Dataset entries
▶
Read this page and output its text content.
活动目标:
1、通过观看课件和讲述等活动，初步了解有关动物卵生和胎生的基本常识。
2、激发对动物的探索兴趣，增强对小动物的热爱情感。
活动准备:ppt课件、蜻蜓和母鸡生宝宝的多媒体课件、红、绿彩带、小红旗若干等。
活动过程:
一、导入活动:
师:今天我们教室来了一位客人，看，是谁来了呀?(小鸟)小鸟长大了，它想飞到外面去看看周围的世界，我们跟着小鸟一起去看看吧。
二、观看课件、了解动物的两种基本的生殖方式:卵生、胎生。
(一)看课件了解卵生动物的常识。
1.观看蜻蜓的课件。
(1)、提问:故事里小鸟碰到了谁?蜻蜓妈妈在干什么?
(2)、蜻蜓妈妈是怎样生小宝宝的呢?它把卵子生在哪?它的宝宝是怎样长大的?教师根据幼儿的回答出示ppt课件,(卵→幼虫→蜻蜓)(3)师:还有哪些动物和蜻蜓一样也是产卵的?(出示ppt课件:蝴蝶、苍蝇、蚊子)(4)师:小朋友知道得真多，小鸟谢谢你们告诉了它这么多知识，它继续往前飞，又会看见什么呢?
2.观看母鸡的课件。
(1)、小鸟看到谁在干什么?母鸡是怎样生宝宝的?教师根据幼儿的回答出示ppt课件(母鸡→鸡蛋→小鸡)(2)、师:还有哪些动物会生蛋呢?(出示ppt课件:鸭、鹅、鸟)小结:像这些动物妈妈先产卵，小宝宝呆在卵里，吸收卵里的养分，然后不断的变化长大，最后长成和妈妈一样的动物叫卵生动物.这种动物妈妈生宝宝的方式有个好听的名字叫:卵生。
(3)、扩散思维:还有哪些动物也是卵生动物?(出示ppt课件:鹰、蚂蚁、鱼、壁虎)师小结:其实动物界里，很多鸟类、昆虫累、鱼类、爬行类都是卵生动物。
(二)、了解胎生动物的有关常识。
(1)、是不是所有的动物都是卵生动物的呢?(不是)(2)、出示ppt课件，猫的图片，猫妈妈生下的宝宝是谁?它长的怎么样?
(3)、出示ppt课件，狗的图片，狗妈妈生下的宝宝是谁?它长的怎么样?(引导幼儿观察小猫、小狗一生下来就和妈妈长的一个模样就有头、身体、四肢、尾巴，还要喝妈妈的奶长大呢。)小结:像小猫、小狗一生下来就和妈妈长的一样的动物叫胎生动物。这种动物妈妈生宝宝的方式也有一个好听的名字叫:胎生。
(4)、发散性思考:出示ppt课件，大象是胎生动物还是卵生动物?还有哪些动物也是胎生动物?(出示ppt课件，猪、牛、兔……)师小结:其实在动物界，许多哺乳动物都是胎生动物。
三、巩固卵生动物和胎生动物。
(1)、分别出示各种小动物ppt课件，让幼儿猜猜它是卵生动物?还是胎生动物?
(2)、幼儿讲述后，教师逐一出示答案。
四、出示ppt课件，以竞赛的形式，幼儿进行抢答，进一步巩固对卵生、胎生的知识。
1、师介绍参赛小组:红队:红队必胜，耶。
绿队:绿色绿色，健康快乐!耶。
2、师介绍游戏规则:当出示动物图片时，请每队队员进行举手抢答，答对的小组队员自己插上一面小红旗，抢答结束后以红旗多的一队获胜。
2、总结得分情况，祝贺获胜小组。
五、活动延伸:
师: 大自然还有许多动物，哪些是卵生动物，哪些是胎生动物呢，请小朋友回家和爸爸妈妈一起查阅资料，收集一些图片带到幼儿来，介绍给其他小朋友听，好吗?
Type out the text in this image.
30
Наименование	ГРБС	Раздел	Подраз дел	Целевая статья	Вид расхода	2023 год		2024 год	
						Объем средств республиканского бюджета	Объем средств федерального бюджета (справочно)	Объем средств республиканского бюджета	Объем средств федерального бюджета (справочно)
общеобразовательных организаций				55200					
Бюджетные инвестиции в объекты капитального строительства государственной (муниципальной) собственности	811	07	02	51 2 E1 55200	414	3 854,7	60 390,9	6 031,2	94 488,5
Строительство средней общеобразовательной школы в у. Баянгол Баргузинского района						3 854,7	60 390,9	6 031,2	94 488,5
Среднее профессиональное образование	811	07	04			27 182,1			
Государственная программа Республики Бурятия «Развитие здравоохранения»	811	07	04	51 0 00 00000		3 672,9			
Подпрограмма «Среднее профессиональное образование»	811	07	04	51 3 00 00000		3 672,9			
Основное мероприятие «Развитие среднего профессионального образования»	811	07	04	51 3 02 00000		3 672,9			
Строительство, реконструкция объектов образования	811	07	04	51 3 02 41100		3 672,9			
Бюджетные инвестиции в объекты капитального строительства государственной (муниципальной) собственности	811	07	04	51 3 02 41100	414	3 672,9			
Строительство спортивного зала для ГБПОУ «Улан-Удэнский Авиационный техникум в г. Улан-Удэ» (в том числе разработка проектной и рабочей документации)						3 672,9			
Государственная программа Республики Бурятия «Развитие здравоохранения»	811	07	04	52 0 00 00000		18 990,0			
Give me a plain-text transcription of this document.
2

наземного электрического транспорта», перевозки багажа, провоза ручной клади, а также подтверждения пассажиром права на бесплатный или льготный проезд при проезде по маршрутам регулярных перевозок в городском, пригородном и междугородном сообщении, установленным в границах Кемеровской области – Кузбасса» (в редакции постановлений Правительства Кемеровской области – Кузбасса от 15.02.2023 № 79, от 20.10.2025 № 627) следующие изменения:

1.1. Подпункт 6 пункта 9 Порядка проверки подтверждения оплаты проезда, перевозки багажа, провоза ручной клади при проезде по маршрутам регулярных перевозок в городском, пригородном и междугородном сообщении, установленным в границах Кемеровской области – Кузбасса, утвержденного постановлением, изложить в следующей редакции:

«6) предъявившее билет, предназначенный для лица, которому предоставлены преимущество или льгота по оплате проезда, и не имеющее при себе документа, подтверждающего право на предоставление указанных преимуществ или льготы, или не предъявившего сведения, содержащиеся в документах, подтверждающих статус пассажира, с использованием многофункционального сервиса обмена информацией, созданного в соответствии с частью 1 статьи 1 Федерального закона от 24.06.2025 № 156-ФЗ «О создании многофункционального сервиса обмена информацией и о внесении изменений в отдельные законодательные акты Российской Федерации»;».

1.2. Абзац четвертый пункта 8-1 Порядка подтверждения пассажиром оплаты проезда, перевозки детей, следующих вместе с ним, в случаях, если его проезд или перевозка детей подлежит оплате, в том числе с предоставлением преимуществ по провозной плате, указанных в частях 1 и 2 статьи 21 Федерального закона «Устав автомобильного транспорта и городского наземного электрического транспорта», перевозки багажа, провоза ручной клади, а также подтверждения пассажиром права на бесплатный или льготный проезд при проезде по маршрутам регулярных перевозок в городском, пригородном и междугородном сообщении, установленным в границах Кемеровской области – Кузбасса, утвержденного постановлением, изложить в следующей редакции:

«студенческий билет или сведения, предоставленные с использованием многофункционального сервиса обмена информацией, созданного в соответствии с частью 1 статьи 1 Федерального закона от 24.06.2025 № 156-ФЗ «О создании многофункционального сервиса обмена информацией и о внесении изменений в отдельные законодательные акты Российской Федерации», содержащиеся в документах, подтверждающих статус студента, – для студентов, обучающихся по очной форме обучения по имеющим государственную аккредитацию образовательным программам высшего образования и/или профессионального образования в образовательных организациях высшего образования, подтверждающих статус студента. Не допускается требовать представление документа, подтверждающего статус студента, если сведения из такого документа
◀
PROBLEM DETAILS:
Reproduce every entry shown above, precisely as it stands.

SOLUTION TO THE EXERCISE:
Read this page and output its text content.
活动目标:
1、通过观看课件和讲述等活动，初步了解有关动物卵生和胎生的基本常识。
2、激发对动物的探索兴趣，增强对小动物的热爱情感。
活动准备:ppt课件、蜻蜓和母鸡生宝宝的多媒体课件、红、绿彩带、小红旗若干等。
活动过程:
一、导入活动:
师:今天我们教室来了一位客人，看，是谁来了呀?(小鸟)小鸟长大了，它想飞到外面去看看周围的世界，我们跟着小鸟一起去看看吧。
二、观看课件、了解动物的两种基本的生殖方式:卵生、胎生。
(一)看课件了解卵生动物的常识。
1.观看蜻蜓的课件。
(1)、提问:故事里小鸟碰到了谁?蜻蜓妈妈在干什么?
(2)、蜻蜓妈妈是怎样生小宝宝的呢?它把卵子生在哪?它的宝宝是怎样长大的?教师根据幼儿的回答出示ppt课件,(卵→幼虫→蜻蜓)(3)师:还有哪些动物和蜻蜓一样也是产卵的?(出示ppt课件:蝴蝶、苍蝇、蚊子)(4)师:小朋友知道得真多，小鸟谢谢你们告诉了它这么多知识，它继续往前飞，又会看见什么呢?
2.观看母鸡的课件。
(1)、小鸟看到谁在干什么?母鸡是怎样生宝宝的?教师根据幼儿的回答出示ppt课件(母鸡→鸡蛋→小鸡)(2)、师:还有哪些动物会生蛋呢?(出示ppt课件:鸭、鹅、鸟)小结:像这些动物妈妈先产卵，小宝宝呆在卵里，吸收卵里的养分，然后不断的变化长大，最后长成和妈妈一样的动物叫卵生动物.这种动物妈妈生宝宝的方式有个好听的名字叫:卵生。
(3)、扩散思维:还有哪些动物也是卵生动物?(出示ppt课件:鹰、蚂蚁、鱼、壁虎)师小结:其实动物界里，很多鸟类、昆虫累、鱼类、爬行类都是卵生动物。
(二)、了解胎生动物的有关常识。
(1)、是不是所有的动物都是卵生动物的呢?(不是)(2)、出示ppt课件，猫的图片，猫妈妈生下的宝宝是谁?它长的怎么样?
(3)、出示ppt课件，狗的图片，狗妈妈生下的宝宝是谁?它长的怎么样?(引导幼儿观察小猫、小狗一生下来就和妈妈长的一个模样就有头、身体、四肢、尾巴，还要喝妈妈的奶长大呢。)小结:像小猫、小狗一生下来就和妈妈长的一样的动物叫胎生动物。这种动物妈妈生宝宝的方式也有一个好听的名字叫:胎生。
(4)、发散性思考:出示ppt课件，大象是胎生动物还是卵生动物?还有哪些动物也是胎生动物?(出示ppt课件，猪、牛、兔……)师小结:其实在动物界，许多哺乳动物都是胎生动物。
三、巩固卵生动物和胎生动物。
(1)、分别出示各种小动物ppt课件，让幼儿猜猜它是卵生动物?还是胎生动物?
(2)、幼儿讲述后，教师逐一出示答案。
四、出示ppt课件，以竞赛的形式，幼儿进行抢答，进一步巩固对卵生、胎生的知识。
1、师介绍参赛小组:红队:红队必胜，耶。
绿队:绿色绿色，健康快乐!耶。
2、师介绍游戏规则:当出示动物图片时，请每队队员进行举手抢答，答对的小组队员自己插上一面小红旗，抢答结束后以红旗多的一队获胜。
2、总结得分情况，祝贺获胜小组。
五、活动延伸:
师: 大自然还有许多动物，哪些是卵生动物，哪些是胎生动物呢，请小朋友回家和爸爸妈妈一起查阅资料，收集一些图片带到幼儿来，介绍给其他小朋友听，好吗?
Type out the text in this image.
30
Наименование	ГРБС	Раздел	Подраз дел	Целевая статья	Вид расхода	2023 год		2024 год	
						Объем средств республиканского бюджета	Объем средств федерального бюджета (справочно)	Объем средств республиканского бюджета	Объем средств федерального бюджета (справочно)
общеобразовательных организаций				55200					
Бюджетные инвестиции в объекты капитального строительства государственной (муниципальной) собственности	811	07	02	51 2 E1 55200	414	3 854,7	60 390,9	6 031,2	94 488,5
Строительство средней общеобразовательной школы в у. Баянгол Баргузинского района						3 854,7	60 390,9	6 031,2	94 488,5
Среднее профессиональное образование	811	07	04			27 182,1			
Государственная программа Республики Бурятия «Развитие здравоохранения»	811	07	04	51 0 00 00000		3 672,9			
Подпрограмма «Среднее профессиональное образование»	811	07	04	51 3 00 00000		3 672,9			
Основное мероприятие «Развитие среднего профессионального образования»	811	07	04	51 3 02 00000		3 672,9			
Строительство, реконструкция объектов образования	811	07	04	51 3 02 41100		3 672,9			
Бюджетные инвестиции в объекты капитального строительства государственной (муниципальной) собственности	811	07	04	51 3 02 41100	414	3 672,9			
Строительство спортивного зала для ГБПОУ «Улан-Удэнский Авиационный техникум в г. Улан-Удэ» (в том числе разработка проектной и рабочей документации)						3 672,9			
Государственная программа Республики Бурятия «Развитие здравоохранения»	811	07	04	52 0 00 00000		18 990,0			
Give me a plain-text transcription of this document.
2

наземного электрического транспорта», перевозки багажа, провоза ручной клади, а также подтверждения пассажиром права на бесплатный или льготный проезд при проезде по маршрутам регулярных перевозок в городском, пригородном и междугородном сообщении, установленным в границах Кемеровской области – Кузбасса» (в редакции постановлений Правительства Кемеровской области – Кузбасса от 15.02.2023 № 79, от 20.10.2025 № 627) следующие изменения:

1.1. Подпункт 6 пункта 9 Порядка проверки подтверждения оплаты проезда, перевозки багажа, провоза ручной клади при проезде по маршрутам регулярных перевозок в городском, пригородном и междугородном сообщении, установленным в границах Кемеровской области – Кузбасса, утвержденного постановлением, изложить в следующей редакции:

«6) предъявившее билет, предназначенный для лица, которому предоставлены преимущество или льгота по оплате проезда, и не имеющее при себе документа, подтверждающего право на предоставление указанных преимуществ или льготы, или не предъявившего сведения, содержащиеся в документах, подтверждающих статус пассажира, с использованием многофункционального сервиса обмена информацией, созданного в соответствии с частью 1 статьи 1 Федерального закона от 24.06.2025 № 156-ФЗ «О создании многофункционального сервиса обмена информацией и о внесении изменений в отдельные законодательные акты Российской Федерации»;».

1.2. Абзац четвертый пункта 8-1 Порядка подтверждения пассажиром оплаты проезда, перевозки детей, следующих вместе с ним, в случаях, если его проезд или перевозка детей подлежит оплате, в том числе с предоставлением преимуществ по провозной плате, указанных в частях 1 и 2 статьи 21 Федерального закона «Устав автомобильного транспорта и городского наземного электрического транспорта», перевозки багажа, провоза ручной клади, а также подтверждения пассажиром права на бесплатный или льготный проезд при проезде по маршрутам регулярных перевозок в городском, пригородном и междугородном сообщении, установленным в границах Кемеровской области – Кузбасса, утвержденного постановлением, изложить в следующей редакции:

«студенческий билет или сведения, предоставленные с использованием многофункционального сервиса обмена информацией, созданного в соответствии с частью 1 статьи 1 Федерального закона от 24.06.2025 № 156-ФЗ «О создании многофункционального сервиса обмена информацией и о внесении изменений в отдельные законодательные акты Российской Федерации», содержащиеся в документах, подтверждающих статус студента, – для студентов, обучающихся по очной форме обучения по имеющим государственную аккредитацию образовательным программам высшего образования и/или профессионального образования в образовательных организациях высшего образования, подтверждающих статус студента. Не допускается требовать представление документа, подтверждающего статус студента, если сведения из такого документа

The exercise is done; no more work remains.